-- BEGIN Given records --

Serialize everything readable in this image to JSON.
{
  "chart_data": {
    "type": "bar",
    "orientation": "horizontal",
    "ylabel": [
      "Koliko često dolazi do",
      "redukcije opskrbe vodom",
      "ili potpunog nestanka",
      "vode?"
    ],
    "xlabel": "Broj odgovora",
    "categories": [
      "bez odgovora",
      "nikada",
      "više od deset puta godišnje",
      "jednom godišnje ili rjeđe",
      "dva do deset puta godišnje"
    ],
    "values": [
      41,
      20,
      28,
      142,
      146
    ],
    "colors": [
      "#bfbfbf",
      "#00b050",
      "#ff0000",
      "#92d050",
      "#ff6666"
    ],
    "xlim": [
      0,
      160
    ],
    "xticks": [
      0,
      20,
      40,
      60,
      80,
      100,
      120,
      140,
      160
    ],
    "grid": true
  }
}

-- END Given records --

### The task
Retype all of the entries precisely as they are.

### Result for this task
Serialize everything readable in this image to JSON.
{
  "chart_data": {
    "type": "bar",
    "orientation": "horizontal",
    "ylabel": [
      "Koliko često dolazi do",
      "redukcije opskrbe vodom",
      "ili potpunog nestanka",
      "vode?"
    ],
    "xlabel": "Broj odgovora",
    "categories": [
      "bez odgovora",
      "nikada",
      "više od deset puta godišnje",
      "jednom godišnje ili rjeđe",
      "dva do deset puta godišnje"
    ],
    "values": [
      41,
      20,
      28,
      142,
      146
    ],
    "colors": [
      "#bfbfbf",
      "#00b050",
      "#ff0000",
      "#92d050",
      "#ff6666"
    ],
    "xlim": [
      0,
      160
    ],
    "xticks": [
      0,
      20,
      40,
      60,
      80,
      100,
      120,
      140,
      160
    ],
    "grid": true
  }
}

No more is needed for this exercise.